TASK GOAL »
Can you extract the whole piece on faulty assumptions in the TTI Urban Mobility Report, word for word?

PASSAGE GIVEN »
— Start —

Faulty Assumptions In The TTI Urban Mobility Report

Once again the Texas Transportation Institute (TTI) published its annual Urban Mobility Report (UMR), and once again I feel obliged to warn planners that it is based on faulty assumptions and biased analysis methods. This is not to deny that traffic congestion is a significant problem, but the UMR significantly exaggerates its importance compared with other transport costs and exaggerates roadway expansion benefits.

The report's major errors and biases are summarized below. For more information see my recent study, Smart Congestion Relief: Comprehensive Analysis Of Traffic Congestion Costs and Congestion Reduction Benefits, and Joe Cortright's report, Driven Apart: How Sprawl is Lengthening Our Commutes and Why Misleading Mobility Measures are Making Things Worse. For even more detailed information see Grant-Muller and Laird's International Literature Review of the Costs of Road Traffic Congestion.

— End —

RECORDS PROVIDED »
— Start —

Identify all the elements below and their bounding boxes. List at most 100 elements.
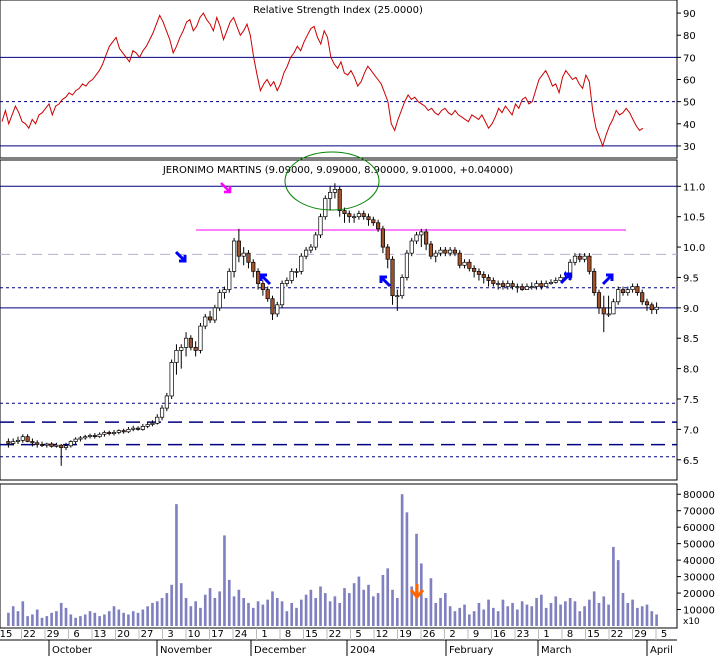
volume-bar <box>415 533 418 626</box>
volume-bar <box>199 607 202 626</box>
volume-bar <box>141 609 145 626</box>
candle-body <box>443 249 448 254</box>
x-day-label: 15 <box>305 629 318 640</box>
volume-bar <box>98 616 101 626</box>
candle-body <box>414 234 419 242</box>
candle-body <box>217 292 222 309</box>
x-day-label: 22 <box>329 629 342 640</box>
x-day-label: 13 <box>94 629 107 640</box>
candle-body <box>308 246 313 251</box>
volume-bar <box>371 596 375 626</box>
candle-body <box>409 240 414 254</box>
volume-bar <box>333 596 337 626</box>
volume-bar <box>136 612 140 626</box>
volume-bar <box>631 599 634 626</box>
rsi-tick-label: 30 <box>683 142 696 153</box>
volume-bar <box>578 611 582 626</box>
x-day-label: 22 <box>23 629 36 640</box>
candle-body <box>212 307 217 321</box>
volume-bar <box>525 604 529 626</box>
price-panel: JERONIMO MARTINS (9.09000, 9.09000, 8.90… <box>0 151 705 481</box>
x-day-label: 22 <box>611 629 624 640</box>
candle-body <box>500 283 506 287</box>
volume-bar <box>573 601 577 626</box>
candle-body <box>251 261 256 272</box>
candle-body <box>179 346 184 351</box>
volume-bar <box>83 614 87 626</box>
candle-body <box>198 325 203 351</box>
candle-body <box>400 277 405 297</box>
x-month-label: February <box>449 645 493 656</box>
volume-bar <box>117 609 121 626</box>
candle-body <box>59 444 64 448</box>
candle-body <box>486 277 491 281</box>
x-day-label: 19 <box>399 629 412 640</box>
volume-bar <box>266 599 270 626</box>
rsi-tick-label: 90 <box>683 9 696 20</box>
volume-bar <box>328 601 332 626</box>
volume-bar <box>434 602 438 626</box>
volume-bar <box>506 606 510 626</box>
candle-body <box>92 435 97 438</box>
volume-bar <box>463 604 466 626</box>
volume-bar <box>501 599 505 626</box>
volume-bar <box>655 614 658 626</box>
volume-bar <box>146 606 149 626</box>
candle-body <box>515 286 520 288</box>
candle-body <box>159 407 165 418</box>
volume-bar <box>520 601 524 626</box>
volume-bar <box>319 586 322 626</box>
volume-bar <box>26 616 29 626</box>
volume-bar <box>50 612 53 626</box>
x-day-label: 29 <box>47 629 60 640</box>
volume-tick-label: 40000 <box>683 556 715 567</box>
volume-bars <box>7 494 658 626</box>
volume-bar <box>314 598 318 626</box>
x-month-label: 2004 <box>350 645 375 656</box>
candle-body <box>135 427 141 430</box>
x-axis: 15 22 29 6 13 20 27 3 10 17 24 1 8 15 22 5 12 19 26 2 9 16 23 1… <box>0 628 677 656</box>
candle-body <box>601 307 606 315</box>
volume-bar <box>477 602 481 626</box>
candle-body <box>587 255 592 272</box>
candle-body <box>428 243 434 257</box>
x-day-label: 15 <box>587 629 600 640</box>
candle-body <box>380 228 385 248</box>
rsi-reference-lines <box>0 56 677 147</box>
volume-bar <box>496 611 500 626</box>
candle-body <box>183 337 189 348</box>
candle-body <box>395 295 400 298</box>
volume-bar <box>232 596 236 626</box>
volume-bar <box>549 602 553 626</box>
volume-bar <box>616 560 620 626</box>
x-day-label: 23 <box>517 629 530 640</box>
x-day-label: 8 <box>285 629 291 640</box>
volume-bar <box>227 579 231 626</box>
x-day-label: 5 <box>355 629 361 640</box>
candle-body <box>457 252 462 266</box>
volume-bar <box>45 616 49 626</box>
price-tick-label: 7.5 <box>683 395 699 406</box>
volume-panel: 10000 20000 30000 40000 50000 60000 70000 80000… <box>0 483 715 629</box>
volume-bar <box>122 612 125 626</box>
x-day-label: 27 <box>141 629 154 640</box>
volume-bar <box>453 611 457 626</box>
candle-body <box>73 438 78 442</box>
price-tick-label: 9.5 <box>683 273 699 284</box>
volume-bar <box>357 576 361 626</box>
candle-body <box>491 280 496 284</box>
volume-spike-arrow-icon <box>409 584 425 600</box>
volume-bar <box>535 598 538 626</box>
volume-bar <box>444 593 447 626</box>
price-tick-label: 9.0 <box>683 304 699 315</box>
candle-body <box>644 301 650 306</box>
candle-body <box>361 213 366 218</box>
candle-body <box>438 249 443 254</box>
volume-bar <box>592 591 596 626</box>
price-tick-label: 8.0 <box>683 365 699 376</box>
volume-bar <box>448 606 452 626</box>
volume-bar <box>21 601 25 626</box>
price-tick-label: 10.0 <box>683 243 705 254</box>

— End —
— Start —

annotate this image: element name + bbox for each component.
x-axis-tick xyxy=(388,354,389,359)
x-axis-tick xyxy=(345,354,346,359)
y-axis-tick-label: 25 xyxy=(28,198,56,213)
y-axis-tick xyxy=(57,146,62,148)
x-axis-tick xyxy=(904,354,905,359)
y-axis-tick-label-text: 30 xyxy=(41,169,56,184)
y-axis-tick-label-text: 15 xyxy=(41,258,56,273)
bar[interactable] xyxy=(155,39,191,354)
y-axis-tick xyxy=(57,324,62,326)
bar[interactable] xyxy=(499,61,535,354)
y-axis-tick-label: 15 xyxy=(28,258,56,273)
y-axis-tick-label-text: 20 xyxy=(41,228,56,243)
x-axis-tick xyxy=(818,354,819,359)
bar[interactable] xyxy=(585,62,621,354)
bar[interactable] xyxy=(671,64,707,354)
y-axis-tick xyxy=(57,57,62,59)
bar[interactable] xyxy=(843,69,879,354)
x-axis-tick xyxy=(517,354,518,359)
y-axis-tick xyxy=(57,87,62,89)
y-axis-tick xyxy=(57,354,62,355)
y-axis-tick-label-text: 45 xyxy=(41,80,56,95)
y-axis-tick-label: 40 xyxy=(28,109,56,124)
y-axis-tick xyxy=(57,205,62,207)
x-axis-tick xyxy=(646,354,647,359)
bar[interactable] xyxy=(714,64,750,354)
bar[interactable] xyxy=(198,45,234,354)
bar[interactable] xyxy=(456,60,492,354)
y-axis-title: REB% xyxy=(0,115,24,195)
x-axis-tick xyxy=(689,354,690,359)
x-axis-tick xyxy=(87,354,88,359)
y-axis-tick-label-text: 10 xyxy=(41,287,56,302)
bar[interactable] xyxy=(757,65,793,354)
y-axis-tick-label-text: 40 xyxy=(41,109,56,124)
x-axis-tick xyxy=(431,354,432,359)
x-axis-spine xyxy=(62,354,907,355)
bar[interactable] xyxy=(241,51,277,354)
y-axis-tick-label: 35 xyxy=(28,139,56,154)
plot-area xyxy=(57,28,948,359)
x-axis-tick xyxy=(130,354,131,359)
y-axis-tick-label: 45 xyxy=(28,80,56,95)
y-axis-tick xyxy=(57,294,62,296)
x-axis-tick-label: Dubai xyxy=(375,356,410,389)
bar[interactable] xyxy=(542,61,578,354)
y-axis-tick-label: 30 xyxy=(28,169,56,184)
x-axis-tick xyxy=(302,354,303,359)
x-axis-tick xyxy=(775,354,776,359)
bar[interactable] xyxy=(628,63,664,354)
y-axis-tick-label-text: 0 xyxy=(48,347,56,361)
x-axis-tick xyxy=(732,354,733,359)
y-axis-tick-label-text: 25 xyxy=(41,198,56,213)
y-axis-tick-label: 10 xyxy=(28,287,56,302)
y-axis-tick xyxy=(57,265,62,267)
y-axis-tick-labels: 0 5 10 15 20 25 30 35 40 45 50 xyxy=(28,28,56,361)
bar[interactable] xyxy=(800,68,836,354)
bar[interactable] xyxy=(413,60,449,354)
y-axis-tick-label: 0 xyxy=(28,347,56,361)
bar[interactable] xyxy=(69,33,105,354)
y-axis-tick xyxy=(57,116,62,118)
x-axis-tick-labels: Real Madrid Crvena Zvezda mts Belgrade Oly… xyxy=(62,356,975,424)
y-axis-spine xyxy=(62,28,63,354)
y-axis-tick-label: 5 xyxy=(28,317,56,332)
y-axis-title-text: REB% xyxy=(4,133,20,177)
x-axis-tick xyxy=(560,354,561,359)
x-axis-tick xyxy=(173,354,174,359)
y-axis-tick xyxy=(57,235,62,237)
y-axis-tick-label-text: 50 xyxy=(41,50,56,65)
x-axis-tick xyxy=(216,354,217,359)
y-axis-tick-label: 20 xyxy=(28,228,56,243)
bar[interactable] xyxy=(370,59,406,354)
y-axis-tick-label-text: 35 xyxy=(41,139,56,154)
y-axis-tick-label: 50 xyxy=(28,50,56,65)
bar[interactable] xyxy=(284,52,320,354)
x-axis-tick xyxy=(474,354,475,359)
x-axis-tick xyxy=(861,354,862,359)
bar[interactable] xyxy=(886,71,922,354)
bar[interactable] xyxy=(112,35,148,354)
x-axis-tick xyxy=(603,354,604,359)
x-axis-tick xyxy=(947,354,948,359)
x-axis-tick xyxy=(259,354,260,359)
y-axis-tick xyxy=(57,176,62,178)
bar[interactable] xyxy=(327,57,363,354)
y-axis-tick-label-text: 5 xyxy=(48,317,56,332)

— End —
— Start —

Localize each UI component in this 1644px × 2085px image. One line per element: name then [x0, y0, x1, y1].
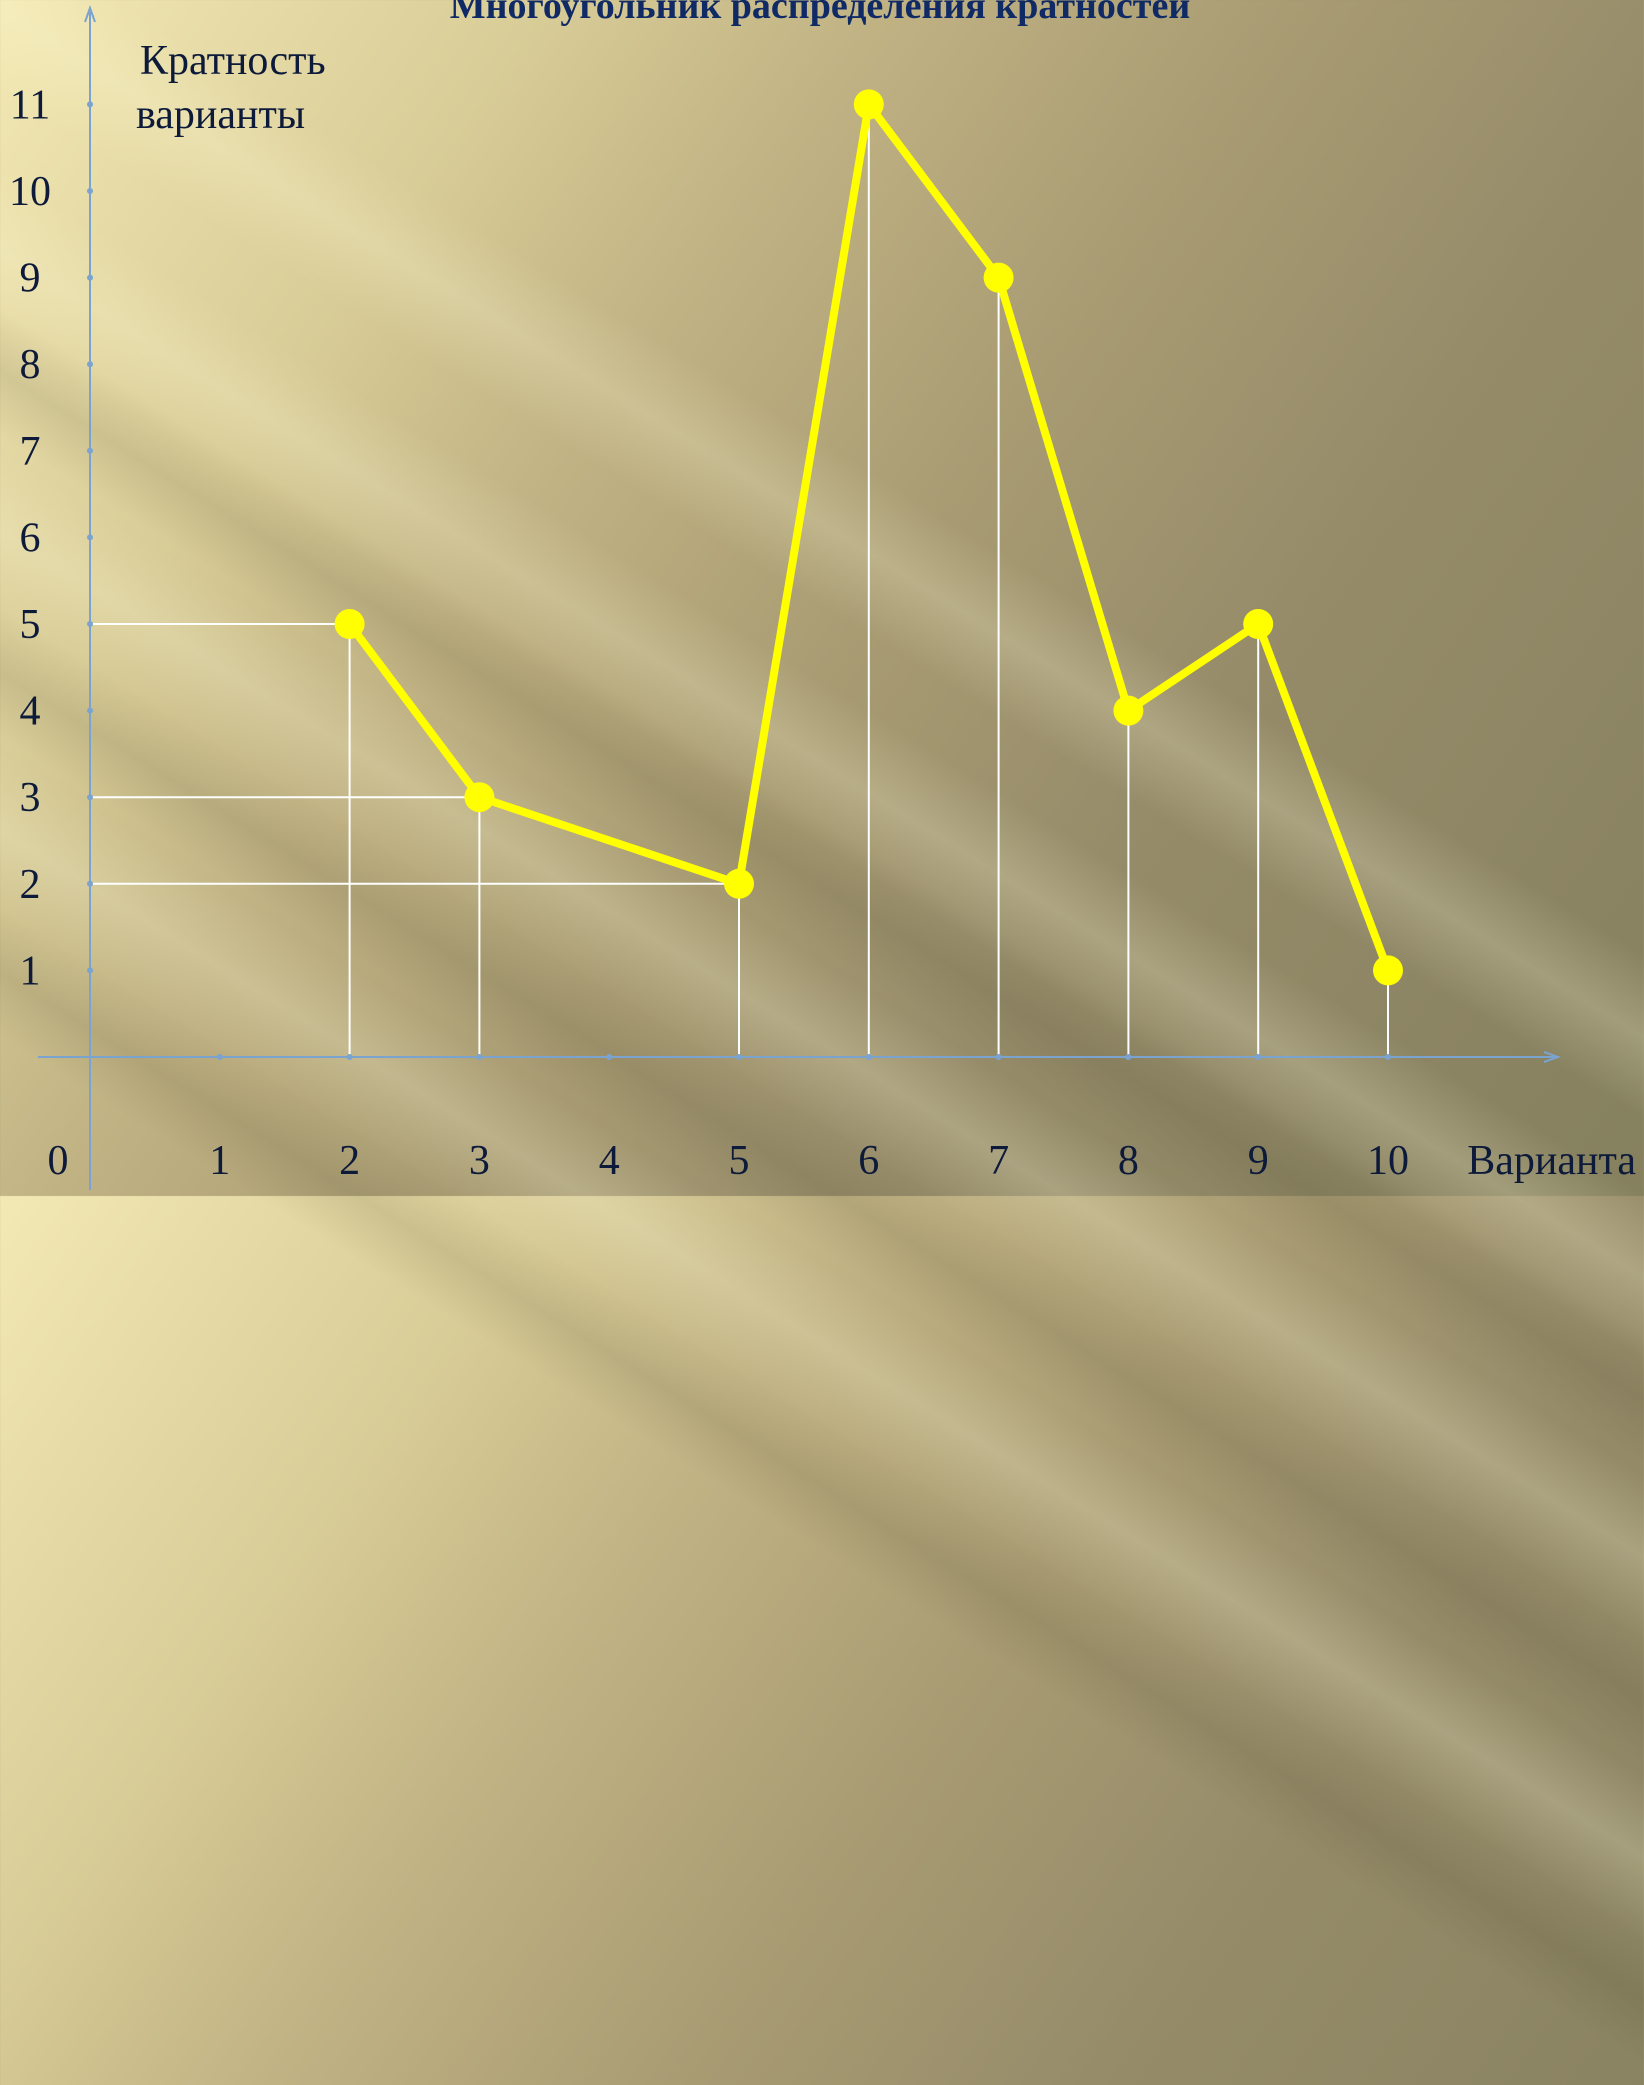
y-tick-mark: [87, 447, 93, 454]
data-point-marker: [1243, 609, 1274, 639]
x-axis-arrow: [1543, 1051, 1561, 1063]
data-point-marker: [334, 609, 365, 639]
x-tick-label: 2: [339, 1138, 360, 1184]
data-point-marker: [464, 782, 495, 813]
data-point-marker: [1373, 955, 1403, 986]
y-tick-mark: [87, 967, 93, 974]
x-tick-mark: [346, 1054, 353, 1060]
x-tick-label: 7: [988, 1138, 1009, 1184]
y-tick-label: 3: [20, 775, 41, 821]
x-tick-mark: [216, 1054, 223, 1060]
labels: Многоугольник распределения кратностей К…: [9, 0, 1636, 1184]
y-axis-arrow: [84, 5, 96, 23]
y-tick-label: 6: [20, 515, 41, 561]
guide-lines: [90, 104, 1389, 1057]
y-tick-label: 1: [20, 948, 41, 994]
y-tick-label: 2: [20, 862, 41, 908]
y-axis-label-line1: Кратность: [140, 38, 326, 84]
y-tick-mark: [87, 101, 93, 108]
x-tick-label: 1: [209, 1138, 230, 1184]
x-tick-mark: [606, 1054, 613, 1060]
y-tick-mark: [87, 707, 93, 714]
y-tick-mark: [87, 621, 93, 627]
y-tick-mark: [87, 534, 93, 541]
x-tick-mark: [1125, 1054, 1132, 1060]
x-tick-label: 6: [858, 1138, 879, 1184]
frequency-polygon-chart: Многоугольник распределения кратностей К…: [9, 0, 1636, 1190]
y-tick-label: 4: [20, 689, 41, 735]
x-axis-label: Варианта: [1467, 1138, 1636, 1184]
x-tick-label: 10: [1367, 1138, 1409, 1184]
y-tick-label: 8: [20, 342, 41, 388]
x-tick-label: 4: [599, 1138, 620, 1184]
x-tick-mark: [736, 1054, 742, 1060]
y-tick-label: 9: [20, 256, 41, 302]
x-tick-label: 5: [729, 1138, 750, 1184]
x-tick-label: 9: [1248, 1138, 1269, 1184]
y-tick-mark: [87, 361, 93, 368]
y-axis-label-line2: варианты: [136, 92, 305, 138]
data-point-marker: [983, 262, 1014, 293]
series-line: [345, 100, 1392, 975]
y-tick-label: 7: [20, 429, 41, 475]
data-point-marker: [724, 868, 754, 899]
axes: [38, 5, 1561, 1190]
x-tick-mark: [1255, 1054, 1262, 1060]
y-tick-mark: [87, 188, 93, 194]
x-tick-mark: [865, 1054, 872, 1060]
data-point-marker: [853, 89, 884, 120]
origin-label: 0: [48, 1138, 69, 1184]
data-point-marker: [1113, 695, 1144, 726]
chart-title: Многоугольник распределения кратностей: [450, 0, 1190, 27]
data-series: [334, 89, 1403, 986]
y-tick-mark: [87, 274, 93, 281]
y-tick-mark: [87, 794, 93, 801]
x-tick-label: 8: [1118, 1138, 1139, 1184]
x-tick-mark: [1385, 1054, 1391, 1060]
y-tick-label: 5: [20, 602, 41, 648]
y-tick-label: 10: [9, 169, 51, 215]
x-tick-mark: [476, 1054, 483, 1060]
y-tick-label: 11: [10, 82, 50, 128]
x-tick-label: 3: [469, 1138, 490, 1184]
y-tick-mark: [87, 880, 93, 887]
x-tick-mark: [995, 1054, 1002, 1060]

— End —

EXERCISE RESULT »
Faulty Assumptions In The TTI Urban Mobility Report

Once again the Texas Transportation Institute (TTI) published its annual Urban Mobility Report (UMR), and once again I feel obliged to warn planners that it is based on faulty assumptions and biased analysis methods. This is not to deny that traffic congestion is a significant problem, but the UMR significantly exaggerates its importance compared with other transport costs and exaggerates roadway expansion benefits.

The report's major errors and biases are summarized below. For more information see my recent study, Smart Congestion Relief: Comprehensive Analysis Of Traffic Congestion Costs and Congestion Reduction Benefits, and Joe Cortright's report, Driven Apart: How Sprawl is Lengthening Our Commutes and Why Misleading Mobility Measures are Making Things Worse. For even more detailed information see Grant-Muller and Laird's International Literature Review of the Costs of Road Traffic Congestion.